PROBLEM REQUIREMENTS: Return the number of lines in which the word "amount" appears; add nothing else.
━━ DATASET EXCERPTS ━━
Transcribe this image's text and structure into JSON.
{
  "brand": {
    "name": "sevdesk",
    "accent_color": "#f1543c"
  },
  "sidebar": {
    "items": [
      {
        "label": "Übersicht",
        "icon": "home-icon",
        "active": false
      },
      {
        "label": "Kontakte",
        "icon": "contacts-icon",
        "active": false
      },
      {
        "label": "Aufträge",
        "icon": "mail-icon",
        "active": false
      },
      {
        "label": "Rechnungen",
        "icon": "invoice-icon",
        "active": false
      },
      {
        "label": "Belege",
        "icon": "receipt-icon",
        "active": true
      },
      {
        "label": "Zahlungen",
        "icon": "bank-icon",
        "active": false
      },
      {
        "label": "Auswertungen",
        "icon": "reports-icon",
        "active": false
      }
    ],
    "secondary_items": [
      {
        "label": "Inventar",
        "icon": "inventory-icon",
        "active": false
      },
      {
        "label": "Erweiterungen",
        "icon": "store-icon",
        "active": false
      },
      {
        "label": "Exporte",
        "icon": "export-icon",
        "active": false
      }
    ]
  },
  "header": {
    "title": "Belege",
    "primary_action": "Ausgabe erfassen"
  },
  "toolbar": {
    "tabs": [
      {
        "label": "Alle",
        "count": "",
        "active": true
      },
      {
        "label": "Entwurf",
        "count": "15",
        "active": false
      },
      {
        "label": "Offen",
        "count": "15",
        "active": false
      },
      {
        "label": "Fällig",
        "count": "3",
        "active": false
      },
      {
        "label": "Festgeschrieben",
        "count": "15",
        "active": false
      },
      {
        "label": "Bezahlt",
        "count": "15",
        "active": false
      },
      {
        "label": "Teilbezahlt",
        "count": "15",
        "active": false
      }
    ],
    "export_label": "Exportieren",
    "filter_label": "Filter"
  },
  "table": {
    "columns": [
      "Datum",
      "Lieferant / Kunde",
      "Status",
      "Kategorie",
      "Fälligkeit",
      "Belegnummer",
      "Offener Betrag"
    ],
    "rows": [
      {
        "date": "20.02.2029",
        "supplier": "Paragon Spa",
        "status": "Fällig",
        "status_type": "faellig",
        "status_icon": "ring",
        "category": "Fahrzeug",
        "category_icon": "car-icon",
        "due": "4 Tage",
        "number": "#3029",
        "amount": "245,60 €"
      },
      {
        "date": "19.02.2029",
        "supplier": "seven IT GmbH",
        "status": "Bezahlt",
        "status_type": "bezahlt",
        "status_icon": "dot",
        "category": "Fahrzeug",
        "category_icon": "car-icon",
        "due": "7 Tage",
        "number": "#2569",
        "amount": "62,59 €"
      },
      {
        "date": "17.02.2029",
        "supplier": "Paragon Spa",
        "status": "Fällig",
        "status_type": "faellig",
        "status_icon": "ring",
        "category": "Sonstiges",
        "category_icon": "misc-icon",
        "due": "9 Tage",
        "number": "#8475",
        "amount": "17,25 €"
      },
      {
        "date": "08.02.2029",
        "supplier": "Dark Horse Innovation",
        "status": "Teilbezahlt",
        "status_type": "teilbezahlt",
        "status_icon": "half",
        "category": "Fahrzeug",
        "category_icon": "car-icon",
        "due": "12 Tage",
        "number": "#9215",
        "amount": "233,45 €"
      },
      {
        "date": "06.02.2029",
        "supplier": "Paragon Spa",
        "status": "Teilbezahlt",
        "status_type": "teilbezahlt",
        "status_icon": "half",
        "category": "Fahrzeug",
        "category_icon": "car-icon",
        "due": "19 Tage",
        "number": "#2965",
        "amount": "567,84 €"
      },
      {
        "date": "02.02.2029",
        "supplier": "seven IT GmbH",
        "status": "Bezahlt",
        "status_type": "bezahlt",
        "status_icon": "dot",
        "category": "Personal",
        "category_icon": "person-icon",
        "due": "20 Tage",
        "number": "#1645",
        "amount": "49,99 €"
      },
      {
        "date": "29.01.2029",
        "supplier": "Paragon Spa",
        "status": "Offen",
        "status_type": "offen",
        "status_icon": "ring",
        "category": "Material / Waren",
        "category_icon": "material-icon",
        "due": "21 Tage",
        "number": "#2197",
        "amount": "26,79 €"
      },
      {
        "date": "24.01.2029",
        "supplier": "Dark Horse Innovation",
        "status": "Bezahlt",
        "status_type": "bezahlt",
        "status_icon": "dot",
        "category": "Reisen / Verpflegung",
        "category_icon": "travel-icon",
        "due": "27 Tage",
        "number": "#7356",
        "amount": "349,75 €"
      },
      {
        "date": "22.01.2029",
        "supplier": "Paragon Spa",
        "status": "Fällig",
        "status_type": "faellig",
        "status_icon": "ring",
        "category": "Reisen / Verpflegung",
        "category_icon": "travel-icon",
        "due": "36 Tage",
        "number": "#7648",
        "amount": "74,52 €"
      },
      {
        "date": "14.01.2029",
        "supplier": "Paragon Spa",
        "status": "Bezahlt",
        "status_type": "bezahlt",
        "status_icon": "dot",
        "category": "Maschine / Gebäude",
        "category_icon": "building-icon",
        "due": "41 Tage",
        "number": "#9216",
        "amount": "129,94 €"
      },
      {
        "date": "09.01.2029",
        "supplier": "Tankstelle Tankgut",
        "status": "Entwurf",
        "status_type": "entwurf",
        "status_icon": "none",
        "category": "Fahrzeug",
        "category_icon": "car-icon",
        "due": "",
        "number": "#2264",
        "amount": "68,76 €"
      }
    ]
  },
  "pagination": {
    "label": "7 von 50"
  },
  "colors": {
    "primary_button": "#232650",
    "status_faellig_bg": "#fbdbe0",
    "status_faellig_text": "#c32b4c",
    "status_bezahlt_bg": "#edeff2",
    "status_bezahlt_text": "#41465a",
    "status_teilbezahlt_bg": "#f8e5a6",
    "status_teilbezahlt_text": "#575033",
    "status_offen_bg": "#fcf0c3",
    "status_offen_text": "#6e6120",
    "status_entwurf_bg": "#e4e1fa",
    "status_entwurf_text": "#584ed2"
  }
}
━━━
RESPONSE TO THIS EXERCISE: 11